● **Set problem**
From the listing, collect all lines containing the word "дому".

● **Material shown**
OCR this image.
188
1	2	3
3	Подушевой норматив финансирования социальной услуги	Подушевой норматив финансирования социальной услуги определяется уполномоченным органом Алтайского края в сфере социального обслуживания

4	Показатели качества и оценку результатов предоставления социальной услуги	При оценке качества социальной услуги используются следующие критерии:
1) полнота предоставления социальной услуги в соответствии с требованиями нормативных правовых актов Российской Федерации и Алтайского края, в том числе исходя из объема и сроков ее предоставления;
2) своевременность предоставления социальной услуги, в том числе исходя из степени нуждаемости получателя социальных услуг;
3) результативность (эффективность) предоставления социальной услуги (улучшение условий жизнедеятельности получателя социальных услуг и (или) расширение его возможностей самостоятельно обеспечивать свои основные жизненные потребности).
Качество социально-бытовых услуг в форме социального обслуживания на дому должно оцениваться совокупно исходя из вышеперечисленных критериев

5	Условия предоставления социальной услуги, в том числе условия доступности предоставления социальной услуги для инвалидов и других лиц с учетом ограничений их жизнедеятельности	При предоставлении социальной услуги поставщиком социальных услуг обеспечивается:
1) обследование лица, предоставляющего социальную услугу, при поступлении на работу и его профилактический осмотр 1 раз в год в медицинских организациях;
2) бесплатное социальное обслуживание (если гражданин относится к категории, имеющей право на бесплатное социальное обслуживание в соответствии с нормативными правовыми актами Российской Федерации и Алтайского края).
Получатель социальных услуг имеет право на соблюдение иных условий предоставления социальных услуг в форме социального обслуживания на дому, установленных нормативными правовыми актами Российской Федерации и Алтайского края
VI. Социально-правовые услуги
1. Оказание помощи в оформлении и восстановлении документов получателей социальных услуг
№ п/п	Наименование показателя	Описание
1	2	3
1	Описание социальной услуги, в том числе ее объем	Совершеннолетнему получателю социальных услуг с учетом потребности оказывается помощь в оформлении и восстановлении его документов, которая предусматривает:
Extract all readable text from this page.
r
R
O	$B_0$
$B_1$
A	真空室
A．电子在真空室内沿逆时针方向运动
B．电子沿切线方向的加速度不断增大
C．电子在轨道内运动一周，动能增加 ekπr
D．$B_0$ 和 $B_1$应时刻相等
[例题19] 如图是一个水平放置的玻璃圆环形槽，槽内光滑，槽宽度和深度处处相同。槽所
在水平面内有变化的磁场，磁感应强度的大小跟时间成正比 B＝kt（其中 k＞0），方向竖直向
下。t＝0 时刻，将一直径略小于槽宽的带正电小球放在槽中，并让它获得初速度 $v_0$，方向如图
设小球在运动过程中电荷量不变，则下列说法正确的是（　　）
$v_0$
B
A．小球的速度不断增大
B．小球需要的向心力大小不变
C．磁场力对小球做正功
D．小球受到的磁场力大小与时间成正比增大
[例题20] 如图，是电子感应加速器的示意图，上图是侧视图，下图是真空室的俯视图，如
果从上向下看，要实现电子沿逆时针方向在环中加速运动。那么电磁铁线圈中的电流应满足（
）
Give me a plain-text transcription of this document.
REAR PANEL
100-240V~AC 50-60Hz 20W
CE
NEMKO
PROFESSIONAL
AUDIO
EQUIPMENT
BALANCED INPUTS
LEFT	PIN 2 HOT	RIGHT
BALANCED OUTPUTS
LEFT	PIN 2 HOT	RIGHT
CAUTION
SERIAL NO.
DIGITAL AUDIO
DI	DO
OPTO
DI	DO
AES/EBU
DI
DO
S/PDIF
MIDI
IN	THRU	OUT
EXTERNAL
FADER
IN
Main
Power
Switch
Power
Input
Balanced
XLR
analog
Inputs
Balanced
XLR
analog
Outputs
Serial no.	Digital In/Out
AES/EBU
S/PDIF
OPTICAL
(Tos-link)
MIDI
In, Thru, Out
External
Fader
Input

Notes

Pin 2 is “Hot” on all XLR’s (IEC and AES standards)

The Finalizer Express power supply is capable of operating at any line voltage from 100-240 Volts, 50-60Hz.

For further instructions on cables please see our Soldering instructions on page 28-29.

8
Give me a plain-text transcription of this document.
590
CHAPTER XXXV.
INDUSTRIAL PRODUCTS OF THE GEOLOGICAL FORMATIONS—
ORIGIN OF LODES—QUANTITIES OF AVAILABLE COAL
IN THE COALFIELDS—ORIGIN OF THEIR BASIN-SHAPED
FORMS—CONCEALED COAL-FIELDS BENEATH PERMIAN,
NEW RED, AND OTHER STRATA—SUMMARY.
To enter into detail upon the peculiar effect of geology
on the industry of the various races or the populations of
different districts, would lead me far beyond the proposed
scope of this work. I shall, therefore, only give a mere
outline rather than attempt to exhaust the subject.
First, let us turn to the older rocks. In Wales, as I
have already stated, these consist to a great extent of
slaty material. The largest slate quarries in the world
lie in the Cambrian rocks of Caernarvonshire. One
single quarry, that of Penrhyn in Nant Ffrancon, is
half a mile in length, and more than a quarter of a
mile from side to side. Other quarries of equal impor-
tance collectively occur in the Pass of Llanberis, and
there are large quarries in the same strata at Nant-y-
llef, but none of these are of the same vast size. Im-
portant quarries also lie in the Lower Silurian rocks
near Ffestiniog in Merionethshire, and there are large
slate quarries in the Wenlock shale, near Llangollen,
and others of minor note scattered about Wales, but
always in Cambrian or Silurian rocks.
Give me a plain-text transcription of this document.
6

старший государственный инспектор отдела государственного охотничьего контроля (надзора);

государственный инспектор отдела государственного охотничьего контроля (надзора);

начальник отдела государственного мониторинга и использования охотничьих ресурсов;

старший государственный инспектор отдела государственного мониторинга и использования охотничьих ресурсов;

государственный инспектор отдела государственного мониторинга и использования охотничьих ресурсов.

● **Complete answer**
Качество социально-бытовых услуг в форме социального обслуживания на дому должно оцениваться совокупно исходя из вышеперечисленных критериев
Получатель социальных услуг имеет право на соблюдение иных условий предоставления социальных услуг в форме социального обслуживания на дому, установленных нормативными правовыми актами Российской Федерации и Алтайского края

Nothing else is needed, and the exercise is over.